### The records
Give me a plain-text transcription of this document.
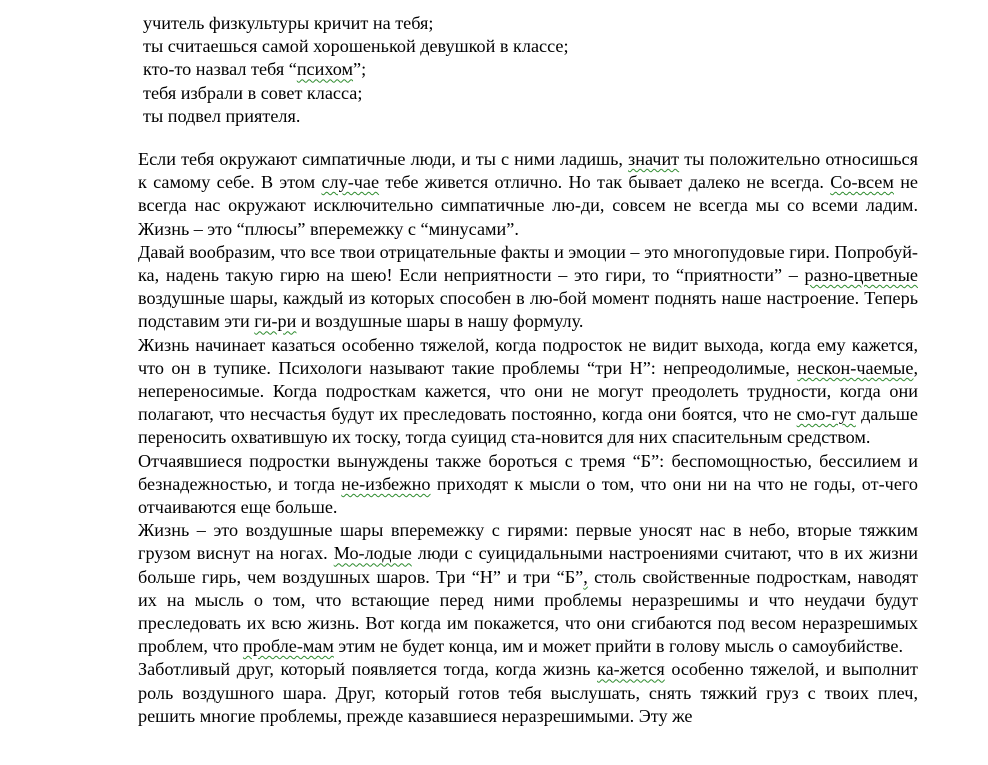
учитель физкультуры кричит на тебя;
ты считаешься самой хорошенькой девушкой в классе;
кто-то назвал тебя “психом”;
тебя избрали в совет класса;
ты подвел приятеля.

Если тебя окружают симпатичные люди, и ты с ними ладишь, значит ты положительно относишься к самому себе. В этом слу-чае тебе живется отлично. Но так бывает далеко не всегда. Со-всем не всегда нас окружают исключительно симпатичные лю-ди, совсем не всегда мы со всеми ладим. Жизнь – это “плюсы” вперемежку с “минусами”.

Давай вообразим, что все твои отрицательные факты и эмоции – это многопудовые гири. Попробуй-ка, надень такую гирю на шею! Если неприятности – это гири, то “приятности” – разно-цветные воздушные шары, каждый из которых способен в лю-бой момент поднять наше настроение. Теперь подставим эти ги-ри и воздушные шары в нашу формулу.

Жизнь начинает казаться особенно тяжелой, когда подросток не видит выхода, когда ему кажется, что он в тупике. Психологи называют такие проблемы “три Н”: непреодолимые, нескон-чаемые, непереносимые. Когда подросткам кажется, что они не могут преодолеть трудности, когда они полагают, что несчастья будут их преследовать постоянно, когда они боятся, что не смо-гут дальше переносить охватившую их тоску, тогда суицид ста-новится для них спасительным средством.

Отчаявшиеся подростки вынуждены также бороться с тремя “Б”: беспомощностью, бессилием и безнадежностью, и тогда не-избежно приходят к мысли о том, что они ни на что не годы, от-чего отчаиваются еще больше.

Жизнь – это воздушные шары вперемежку с гирями: первые уносят нас в небо, вторые тяжким грузом виснут на ногах. Мо-лодые люди с суицидальными настроениями считают, что в их жизни больше гирь, чем воздушных шаров. Три “Н” и три “Б”, столь свойственные подросткам, наводят их на мысль о том, что встающие перед ними проблемы неразрешимы и что неудачи будут преследовать их всю жизнь. Вот когда им покажется, что они сгибаются под весом неразрешимых проблем, что пробле-мам этим не будет конца, им и может прийти в голову мысль о самоубийстве.

Заботливый друг, который появляется тогда, когда жизнь ка-жется особенно тяжелой, и выполнит роль воздушного шара. Друг, который готов тебя выслушать, снять тяжкий груз с твоих плеч, решить многие проблемы, прежде казавшиеся неразрешимыми. Эту же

### What is asked
The data above should be repeated exactly, minus any pictures.

### Response
Give me a plain-text transcription of this document.
учитель физкультуры кричит на тебя;
ты считаешься самой хорошенькой девушкой в классе;
кто-то назвал тебя “психом”;
тебя избрали в совет класса;
ты подвел приятеля.

Если тебя окружают симпатичные люди, и ты с ними ладишь, значит ты положительно относишься к самому себе. В этом слу-чае тебе живется отлично. Но так бывает далеко не всегда. Со-всем не всегда нас окружают исключительно симпатичные лю-ди, совсем не всегда мы со всеми ладим. Жизнь – это “плюсы” вперемежку с “минусами”.

Давай вообразим, что все твои отрицательные факты и эмоции – это многопудовые гири. Попробуй-ка, надень такую гирю на шею! Если неприятности – это гири, то “приятности” – разно-цветные воздушные шары, каждый из которых способен в лю-бой момент поднять наше настроение. Теперь подставим эти ги-ри и воздушные шары в нашу формулу.

Жизнь начинает казаться особенно тяжелой, когда подросток не видит выхода, когда ему кажется, что он в тупике. Психологи называют такие проблемы “три Н”: непреодолимые, нескон-чаемые, непереносимые. Когда подросткам кажется, что они не могут преодолеть трудности, когда они полагают, что несчастья будут их преследовать постоянно, когда они боятся, что не смо-гут дальше переносить охватившую их тоску, тогда суицид ста-новится для них спасительным средством.

Отчаявшиеся подростки вынуждены также бороться с тремя “Б”: беспомощностью, бессилием и безнадежностью, и тогда не-избежно приходят к мысли о том, что они ни на что не годы, от-чего отчаиваются еще больше.

Жизнь – это воздушные шары вперемежку с гирями: первые уносят нас в небо, вторые тяжким грузом виснут на ногах. Мо-лодые люди с суицидальными настроениями считают, что в их жизни больше гирь, чем воздушных шаров. Три “Н” и три “Б”, столь свойственные подросткам, наводят их на мысль о том, что встающие перед ними проблемы неразрешимы и что неудачи будут преследовать их всю жизнь. Вот когда им покажется, что они сгибаются под весом неразрешимых проблем, что пробле-мам этим не будет конца, им и может прийти в голову мысль о самоубийстве.

Заботливый друг, который появляется тогда, когда жизнь ка-жется особенно тяжелой, и выполнит роль воздушного шара. Друг, который готов тебя выслушать, снять тяжкий груз с твоих плеч, решить многие проблемы, прежде казавшиеся неразрешимыми. Эту же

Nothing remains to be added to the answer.